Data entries

-*-*-

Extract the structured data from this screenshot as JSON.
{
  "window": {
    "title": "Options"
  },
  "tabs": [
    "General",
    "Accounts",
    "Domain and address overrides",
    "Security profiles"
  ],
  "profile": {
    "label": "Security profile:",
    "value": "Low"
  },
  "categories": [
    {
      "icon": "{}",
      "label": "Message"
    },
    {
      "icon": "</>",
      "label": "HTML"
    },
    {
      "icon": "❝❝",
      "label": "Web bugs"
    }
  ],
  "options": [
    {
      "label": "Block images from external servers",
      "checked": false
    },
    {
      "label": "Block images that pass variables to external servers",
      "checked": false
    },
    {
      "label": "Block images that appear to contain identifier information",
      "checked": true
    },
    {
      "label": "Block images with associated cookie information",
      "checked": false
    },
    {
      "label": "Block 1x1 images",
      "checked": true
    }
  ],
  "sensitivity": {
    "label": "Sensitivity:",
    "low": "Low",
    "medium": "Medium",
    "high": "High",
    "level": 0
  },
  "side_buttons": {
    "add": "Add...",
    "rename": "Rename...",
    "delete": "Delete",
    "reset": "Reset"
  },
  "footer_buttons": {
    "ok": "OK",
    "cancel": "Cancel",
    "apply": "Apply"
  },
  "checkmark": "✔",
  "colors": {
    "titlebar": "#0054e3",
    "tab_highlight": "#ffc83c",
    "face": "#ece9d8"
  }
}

-*-*-

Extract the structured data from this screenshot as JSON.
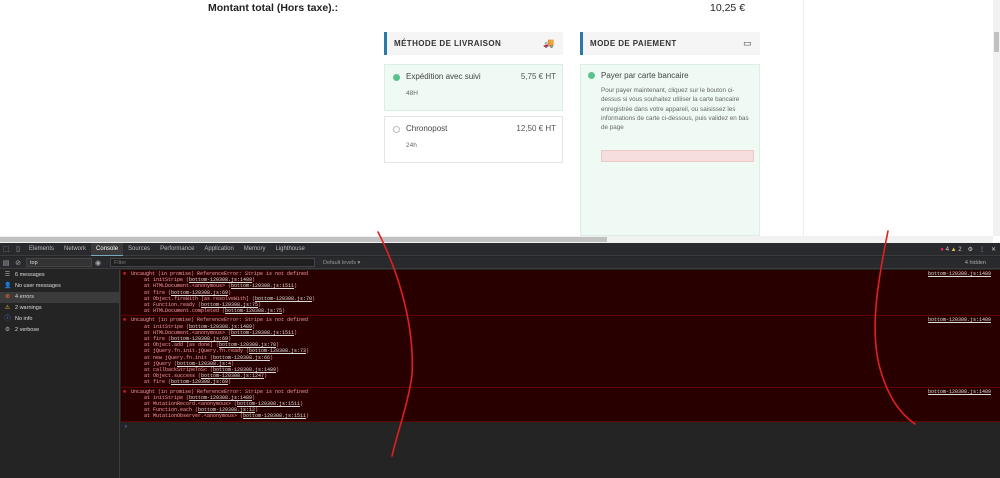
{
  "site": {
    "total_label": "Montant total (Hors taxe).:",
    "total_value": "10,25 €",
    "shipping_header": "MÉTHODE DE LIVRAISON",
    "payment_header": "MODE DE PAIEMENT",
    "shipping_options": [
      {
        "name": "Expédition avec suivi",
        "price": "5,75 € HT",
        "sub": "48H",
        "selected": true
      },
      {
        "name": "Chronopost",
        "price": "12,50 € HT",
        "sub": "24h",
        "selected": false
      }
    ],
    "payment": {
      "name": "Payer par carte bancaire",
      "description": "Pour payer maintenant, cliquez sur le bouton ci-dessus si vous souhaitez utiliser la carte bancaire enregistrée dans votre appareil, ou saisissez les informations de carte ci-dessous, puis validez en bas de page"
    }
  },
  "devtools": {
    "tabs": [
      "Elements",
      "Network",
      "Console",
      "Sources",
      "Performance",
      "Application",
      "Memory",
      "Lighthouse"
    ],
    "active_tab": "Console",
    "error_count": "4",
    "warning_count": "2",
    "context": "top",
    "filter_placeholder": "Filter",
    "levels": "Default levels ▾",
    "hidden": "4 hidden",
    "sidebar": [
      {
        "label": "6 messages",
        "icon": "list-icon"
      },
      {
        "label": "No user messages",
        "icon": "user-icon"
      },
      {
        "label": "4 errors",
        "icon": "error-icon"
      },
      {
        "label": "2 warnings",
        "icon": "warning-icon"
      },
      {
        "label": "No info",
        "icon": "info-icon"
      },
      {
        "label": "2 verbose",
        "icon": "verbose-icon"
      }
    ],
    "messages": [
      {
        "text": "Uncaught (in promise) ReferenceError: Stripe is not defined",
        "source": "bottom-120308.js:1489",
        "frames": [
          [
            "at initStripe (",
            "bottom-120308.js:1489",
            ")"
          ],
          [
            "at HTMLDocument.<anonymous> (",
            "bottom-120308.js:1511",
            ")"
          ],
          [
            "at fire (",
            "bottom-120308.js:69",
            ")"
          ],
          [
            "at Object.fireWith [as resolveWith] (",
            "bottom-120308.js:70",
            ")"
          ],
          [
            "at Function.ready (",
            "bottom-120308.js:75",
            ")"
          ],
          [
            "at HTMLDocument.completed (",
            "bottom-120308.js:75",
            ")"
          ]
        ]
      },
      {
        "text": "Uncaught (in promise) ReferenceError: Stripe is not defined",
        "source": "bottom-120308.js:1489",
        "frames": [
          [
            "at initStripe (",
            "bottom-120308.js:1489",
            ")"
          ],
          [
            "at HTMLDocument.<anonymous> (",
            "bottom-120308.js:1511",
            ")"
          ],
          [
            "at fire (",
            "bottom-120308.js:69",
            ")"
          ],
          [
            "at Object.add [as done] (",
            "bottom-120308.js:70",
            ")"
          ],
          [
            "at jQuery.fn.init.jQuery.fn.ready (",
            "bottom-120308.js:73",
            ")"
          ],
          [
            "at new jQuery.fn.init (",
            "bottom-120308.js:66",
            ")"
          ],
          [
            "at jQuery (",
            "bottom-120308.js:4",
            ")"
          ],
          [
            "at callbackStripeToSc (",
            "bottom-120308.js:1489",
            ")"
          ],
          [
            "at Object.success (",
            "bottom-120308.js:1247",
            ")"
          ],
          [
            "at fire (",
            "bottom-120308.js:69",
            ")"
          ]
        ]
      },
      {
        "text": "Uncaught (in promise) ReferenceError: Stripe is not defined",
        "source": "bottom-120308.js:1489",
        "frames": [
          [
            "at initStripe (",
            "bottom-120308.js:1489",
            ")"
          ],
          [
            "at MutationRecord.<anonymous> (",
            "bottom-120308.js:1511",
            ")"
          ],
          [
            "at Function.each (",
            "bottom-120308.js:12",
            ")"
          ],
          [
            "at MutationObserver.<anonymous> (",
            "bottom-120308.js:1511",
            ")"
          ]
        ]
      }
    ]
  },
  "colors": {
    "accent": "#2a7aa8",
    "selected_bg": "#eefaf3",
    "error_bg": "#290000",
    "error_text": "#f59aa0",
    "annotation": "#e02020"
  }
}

-*-*-

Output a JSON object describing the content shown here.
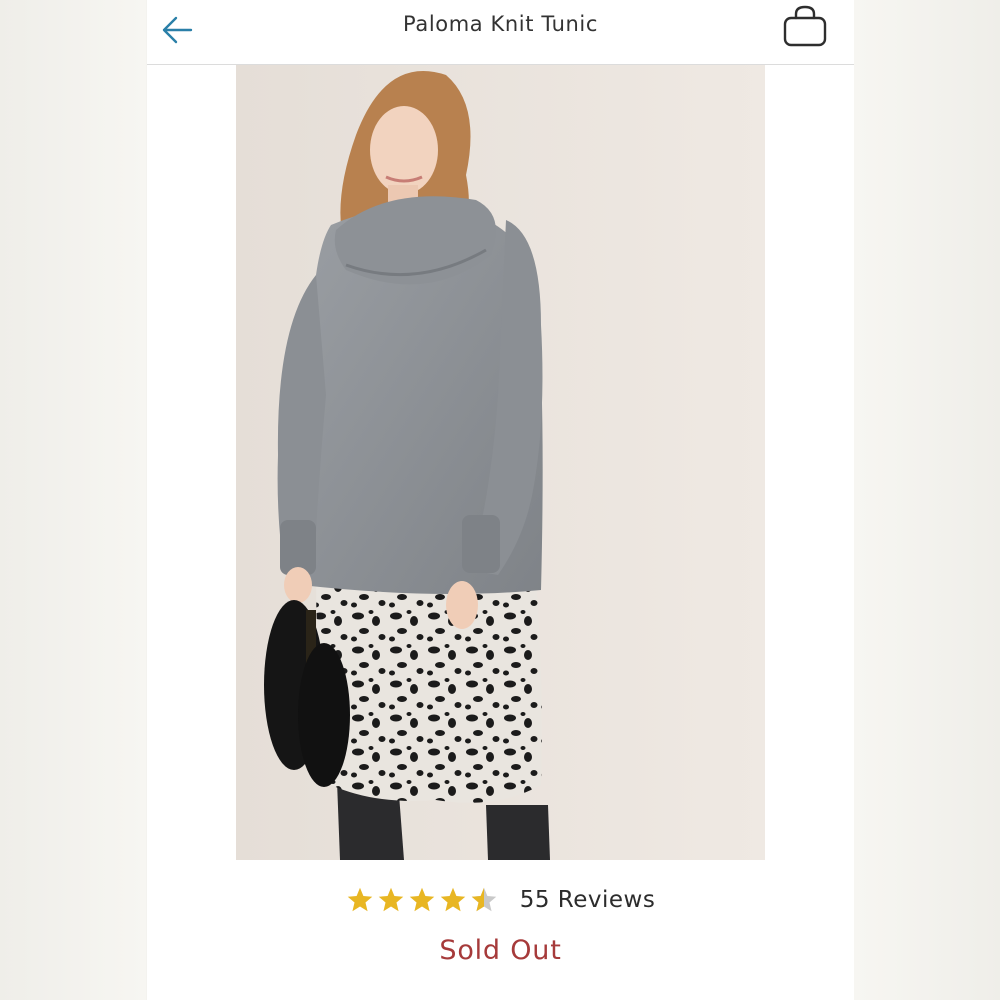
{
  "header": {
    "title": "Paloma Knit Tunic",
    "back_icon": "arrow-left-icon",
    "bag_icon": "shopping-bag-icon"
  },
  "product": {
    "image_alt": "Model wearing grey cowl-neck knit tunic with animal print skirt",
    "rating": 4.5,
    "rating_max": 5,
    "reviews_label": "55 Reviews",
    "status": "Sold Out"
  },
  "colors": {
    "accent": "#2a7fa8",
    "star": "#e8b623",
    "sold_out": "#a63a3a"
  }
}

-*-*-

What the exercise asks:
Report each line of the material above where the word "servers" appears.

Reply:
      "label": "Block images from external servers",
      "label": "Block images that pass variables to external servers",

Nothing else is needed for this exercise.